**What you will do**
Give all of the lines again exactly as they read.

**Dataset records**
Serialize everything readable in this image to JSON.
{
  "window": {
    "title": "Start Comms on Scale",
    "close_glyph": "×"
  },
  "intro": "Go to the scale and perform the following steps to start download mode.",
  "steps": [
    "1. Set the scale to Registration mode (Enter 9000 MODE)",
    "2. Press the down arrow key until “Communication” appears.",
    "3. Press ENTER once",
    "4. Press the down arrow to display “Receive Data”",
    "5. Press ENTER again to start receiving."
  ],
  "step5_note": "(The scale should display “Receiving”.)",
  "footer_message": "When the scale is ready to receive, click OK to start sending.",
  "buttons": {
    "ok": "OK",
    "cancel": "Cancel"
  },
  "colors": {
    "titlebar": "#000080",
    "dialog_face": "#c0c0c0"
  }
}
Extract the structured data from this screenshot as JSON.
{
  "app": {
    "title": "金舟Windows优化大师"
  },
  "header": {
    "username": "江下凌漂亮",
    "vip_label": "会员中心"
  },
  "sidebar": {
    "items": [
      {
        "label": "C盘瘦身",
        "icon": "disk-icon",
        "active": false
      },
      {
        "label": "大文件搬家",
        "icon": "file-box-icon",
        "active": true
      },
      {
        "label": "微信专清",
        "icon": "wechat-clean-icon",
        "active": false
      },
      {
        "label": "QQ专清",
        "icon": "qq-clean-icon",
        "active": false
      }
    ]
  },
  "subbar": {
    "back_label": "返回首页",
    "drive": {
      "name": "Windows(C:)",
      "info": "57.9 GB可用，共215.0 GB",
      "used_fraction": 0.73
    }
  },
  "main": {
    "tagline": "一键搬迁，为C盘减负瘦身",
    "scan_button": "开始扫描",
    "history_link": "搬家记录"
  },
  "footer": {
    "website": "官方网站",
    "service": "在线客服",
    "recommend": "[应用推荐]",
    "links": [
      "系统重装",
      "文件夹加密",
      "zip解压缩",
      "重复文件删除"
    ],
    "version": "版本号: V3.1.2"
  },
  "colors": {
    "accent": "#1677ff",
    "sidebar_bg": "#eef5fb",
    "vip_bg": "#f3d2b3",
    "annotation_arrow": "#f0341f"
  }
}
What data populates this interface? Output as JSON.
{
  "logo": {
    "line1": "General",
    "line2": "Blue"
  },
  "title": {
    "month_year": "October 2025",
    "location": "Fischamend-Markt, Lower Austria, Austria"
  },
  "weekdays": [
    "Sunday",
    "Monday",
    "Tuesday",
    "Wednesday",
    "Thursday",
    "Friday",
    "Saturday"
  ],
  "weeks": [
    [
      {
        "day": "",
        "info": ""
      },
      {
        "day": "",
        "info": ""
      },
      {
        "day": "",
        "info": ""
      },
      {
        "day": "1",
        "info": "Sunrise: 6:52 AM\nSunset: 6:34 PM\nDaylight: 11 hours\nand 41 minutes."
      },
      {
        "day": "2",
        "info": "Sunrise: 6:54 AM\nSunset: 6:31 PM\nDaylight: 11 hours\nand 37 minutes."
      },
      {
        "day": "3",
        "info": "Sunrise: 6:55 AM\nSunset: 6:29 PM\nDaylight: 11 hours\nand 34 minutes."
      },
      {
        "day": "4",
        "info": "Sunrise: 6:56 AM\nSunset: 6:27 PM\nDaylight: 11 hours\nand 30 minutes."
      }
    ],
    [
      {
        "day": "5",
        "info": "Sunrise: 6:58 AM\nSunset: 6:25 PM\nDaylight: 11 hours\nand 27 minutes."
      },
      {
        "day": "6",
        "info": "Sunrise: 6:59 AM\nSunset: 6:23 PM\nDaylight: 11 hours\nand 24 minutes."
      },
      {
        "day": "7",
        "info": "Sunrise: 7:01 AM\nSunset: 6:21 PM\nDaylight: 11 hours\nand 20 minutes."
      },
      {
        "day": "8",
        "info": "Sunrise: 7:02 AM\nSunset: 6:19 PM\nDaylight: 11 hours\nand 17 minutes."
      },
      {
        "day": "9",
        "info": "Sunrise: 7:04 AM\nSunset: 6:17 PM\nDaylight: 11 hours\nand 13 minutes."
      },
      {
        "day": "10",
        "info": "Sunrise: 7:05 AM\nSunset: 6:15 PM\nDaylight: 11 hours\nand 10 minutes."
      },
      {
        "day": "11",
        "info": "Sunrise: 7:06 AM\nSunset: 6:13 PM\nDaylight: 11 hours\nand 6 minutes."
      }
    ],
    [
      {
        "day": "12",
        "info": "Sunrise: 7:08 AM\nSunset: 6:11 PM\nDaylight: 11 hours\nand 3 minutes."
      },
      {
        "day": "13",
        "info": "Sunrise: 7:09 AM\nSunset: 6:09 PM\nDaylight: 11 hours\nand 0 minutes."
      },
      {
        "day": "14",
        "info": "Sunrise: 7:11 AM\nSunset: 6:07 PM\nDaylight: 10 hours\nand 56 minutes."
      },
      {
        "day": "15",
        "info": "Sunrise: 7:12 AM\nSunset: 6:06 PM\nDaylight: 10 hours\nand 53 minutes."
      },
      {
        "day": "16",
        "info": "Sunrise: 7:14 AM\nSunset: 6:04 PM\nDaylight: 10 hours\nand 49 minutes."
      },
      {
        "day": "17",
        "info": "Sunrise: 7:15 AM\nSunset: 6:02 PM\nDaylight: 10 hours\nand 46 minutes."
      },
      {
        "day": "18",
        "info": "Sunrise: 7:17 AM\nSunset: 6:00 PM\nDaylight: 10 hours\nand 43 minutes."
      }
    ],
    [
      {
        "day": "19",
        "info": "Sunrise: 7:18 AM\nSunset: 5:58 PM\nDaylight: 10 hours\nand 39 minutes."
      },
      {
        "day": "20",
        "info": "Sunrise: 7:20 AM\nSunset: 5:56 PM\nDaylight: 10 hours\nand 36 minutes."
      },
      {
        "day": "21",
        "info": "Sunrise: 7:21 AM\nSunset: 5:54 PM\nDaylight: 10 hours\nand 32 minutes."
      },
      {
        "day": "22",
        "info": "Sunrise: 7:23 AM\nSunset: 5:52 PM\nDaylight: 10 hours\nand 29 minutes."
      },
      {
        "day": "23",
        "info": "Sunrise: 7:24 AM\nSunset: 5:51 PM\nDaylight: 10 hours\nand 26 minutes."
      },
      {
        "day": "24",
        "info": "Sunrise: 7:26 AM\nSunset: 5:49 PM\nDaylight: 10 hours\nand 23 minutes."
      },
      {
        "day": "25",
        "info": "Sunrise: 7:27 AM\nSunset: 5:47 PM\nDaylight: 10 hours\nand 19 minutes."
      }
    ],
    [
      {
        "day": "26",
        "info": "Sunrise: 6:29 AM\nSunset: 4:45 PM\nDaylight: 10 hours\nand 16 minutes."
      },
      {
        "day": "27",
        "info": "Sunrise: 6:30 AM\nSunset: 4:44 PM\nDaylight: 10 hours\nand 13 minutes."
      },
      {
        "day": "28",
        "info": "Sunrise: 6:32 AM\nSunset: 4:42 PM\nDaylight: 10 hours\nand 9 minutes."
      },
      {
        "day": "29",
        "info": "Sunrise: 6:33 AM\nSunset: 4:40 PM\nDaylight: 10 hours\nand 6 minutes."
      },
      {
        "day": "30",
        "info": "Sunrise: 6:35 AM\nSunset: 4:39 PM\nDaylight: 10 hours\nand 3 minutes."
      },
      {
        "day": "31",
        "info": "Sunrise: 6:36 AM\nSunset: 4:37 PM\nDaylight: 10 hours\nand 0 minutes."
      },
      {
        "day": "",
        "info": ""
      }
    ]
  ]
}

**Expected output**
Serialize everything readable in this image to JSON.
{
  "window": {
    "title": "Start Comms on Scale",
    "close_glyph": "×"
  },
  "intro": "Go to the scale and perform the following steps to start download mode.",
  "steps": [
    "1. Set the scale to Registration mode (Enter 9000 MODE)",
    "2. Press the down arrow key until “Communication” appears.",
    "3. Press ENTER once",
    "4. Press the down arrow to display “Receive Data”",
    "5. Press ENTER again to start receiving."
  ],
  "step5_note": "(The scale should display “Receiving”.)",
  "footer_message": "When the scale is ready to receive, click OK to start sending.",
  "buttons": {
    "ok": "OK",
    "cancel": "Cancel"
  },
  "colors": {
    "titlebar": "#000080",
    "dialog_face": "#c0c0c0"
  }
}
Extract the structured data from this screenshot as JSON.
{
  "app": {
    "title": "金舟Windows优化大师"
  },
  "header": {
    "username": "江下凌漂亮",
    "vip_label": "会员中心"
  },
  "sidebar": {
    "items": [
      {
        "label": "C盘瘦身",
        "icon": "disk-icon",
        "active": false
      },
      {
        "label": "大文件搬家",
        "icon": "file-box-icon",
        "active": true
      },
      {
        "label": "微信专清",
        "icon": "wechat-clean-icon",
        "active": false
      },
      {
        "label": "QQ专清",
        "icon": "qq-clean-icon",
        "active": false
      }
    ]
  },
  "subbar": {
    "back_label": "返回首页",
    "drive": {
      "name": "Windows(C:)",
      "info": "57.9 GB可用，共215.0 GB",
      "used_fraction": 0.73
    }
  },
  "main": {
    "tagline": "一键搬迁，为C盘减负瘦身",
    "scan_button": "开始扫描",
    "history_link": "搬家记录"
  },
  "footer": {
    "website": "官方网站",
    "service": "在线客服",
    "recommend": "[应用推荐]",
    "links": [
      "系统重装",
      "文件夹加密",
      "zip解压缩",
      "重复文件删除"
    ],
    "version": "版本号: V3.1.2"
  },
  "colors": {
    "accent": "#1677ff",
    "sidebar_bg": "#eef5fb",
    "vip_bg": "#f3d2b3",
    "annotation_arrow": "#f0341f"
  }
}
What data populates this interface? Output as JSON.
{
  "logo": {
    "line1": "General",
    "line2": "Blue"
  },
  "title": {
    "month_year": "October 2025",
    "location": "Fischamend-Markt, Lower Austria, Austria"
  },
  "weekdays": [
    "Sunday",
    "Monday",
    "Tuesday",
    "Wednesday",
    "Thursday",
    "Friday",
    "Saturday"
  ],
  "weeks": [
    [
      {
        "day": "",
        "info": ""
      },
      {
        "day": "",
        "info": ""
      },
      {
        "day": "",
        "info": ""
      },
      {
        "day": "1",
        "info": "Sunrise: 6:52 AM\nSunset: 6:34 PM\nDaylight: 11 hours\nand 41 minutes."
      },
      {
        "day": "2",
        "info": "Sunrise: 6:54 AM\nSunset: 6:31 PM\nDaylight: 11 hours\nand 37 minutes."
      },
      {
        "day": "3",
        "info": "Sunrise: 6:55 AM\nSunset: 6:29 PM\nDaylight: 11 hours\nand 34 minutes."
      },
      {
        "day": "4",
        "info": "Sunrise: 6:56 AM\nSunset: 6:27 PM\nDaylight: 11 hours\nand 30 minutes."
      }
    ],
    [
      {
        "day": "5",
        "info": "Sunrise: 6:58 AM\nSunset: 6:25 PM\nDaylight: 11 hours\nand 27 minutes."
      },
      {
        "day": "6",
        "info": "Sunrise: 6:59 AM\nSunset: 6:23 PM\nDaylight: 11 hours\nand 24 minutes."
      },
      {
        "day": "7",
        "info": "Sunrise: 7:01 AM\nSunset: 6:21 PM\nDaylight: 11 hours\nand 20 minutes."
      },
      {
        "day": "8",
        "info": "Sunrise: 7:02 AM\nSunset: 6:19 PM\nDaylight: 11 hours\nand 17 minutes."
      },
      {
        "day": "9",
        "info": "Sunrise: 7:04 AM\nSunset: 6:17 PM\nDaylight: 11 hours\nand 13 minutes."
      },
      {
        "day": "10",
        "info": "Sunrise: 7:05 AM\nSunset: 6:15 PM\nDaylight: 11 hours\nand 10 minutes."
      },
      {
        "day": "11",
        "info": "Sunrise: 7:06 AM\nSunset: 6:13 PM\nDaylight: 11 hours\nand 6 minutes."
      }
    ],
    [
      {
        "day": "12",
        "info": "Sunrise: 7:08 AM\nSunset: 6:11 PM\nDaylight: 11 hours\nand 3 minutes."
      },
      {
        "day": "13",
        "info": "Sunrise: 7:09 AM\nSunset: 6:09 PM\nDaylight: 11 hours\nand 0 minutes."
      },
      {
        "day": "14",
        "info": "Sunrise: 7:11 AM\nSunset: 6:07 PM\nDaylight: 10 hours\nand 56 minutes."
      },
      {
        "day": "15",
        "info": "Sunrise: 7:12 AM\nSunset: 6:06 PM\nDaylight: 10 hours\nand 53 minutes."
      },
      {
        "day": "16",
        "info": "Sunrise: 7:14 AM\nSunset: 6:04 PM\nDaylight: 10 hours\nand 49 minutes."
      },
      {
        "day": "17",
        "info": "Sunrise: 7:15 AM\nSunset: 6:02 PM\nDaylight: 10 hours\nand 46 minutes."
      },
      {
        "day": "18",
        "info": "Sunrise: 7:17 AM\nSunset: 6:00 PM\nDaylight: 10 hours\nand 43 minutes."
      }
    ],
    [
      {
        "day": "19",
        "info": "Sunrise: 7:18 AM\nSunset: 5:58 PM\nDaylight: 10 hours\nand 39 minutes."
      },
      {
        "day": "20",
        "info": "Sunrise: 7:20 AM\nSunset: 5:56 PM\nDaylight: 10 hours\nand 36 minutes."
      },
      {
        "day": "21",
        "info": "Sunrise: 7:21 AM\nSunset: 5:54 PM\nDaylight: 10 hours\nand 32 minutes."
      },
      {
        "day": "22",
        "info": "Sunrise: 7:23 AM\nSunset: 5:52 PM\nDaylight: 10 hours\nand 29 minutes."
      },
      {
        "day": "23",
        "info": "Sunrise: 7:24 AM\nSunset: 5:51 PM\nDaylight: 10 hours\nand 26 minutes."
      },
      {
        "day": "24",
        "info": "Sunrise: 7:26 AM\nSunset: 5:49 PM\nDaylight: 10 hours\nand 23 minutes."
      },
      {
        "day": "25",
        "info": "Sunrise: 7:27 AM\nSunset: 5:47 PM\nDaylight: 10 hours\nand 19 minutes."
      }
    ],
    [
      {
        "day": "26",
        "info": "Sunrise: 6:29 AM\nSunset: 4:45 PM\nDaylight: 10 hours\nand 16 minutes."
      },
      {
        "day": "27",
        "info": "Sunrise: 6:30 AM\nSunset: 4:44 PM\nDaylight: 10 hours\nand 13 minutes."
      },
      {
        "day": "28",
        "info": "Sunrise: 6:32 AM\nSunset: 4:42 PM\nDaylight: 10 hours\nand 9 minutes."
      },
      {
        "day": "29",
        "info": "Sunrise: 6:33 AM\nSunset: 4:40 PM\nDaylight: 10 hours\nand 6 minutes."
      },
      {
        "day": "30",
        "info": "Sunrise: 6:35 AM\nSunset: 4:39 PM\nDaylight: 10 hours\nand 3 minutes."
      },
      {
        "day": "31",
        "info": "Sunrise: 6:36 AM\nSunset: 4:37 PM\nDaylight: 10 hours\nand 0 minutes."
      },
      {
        "day": "",
        "info": ""
      }
    ]
  ]
}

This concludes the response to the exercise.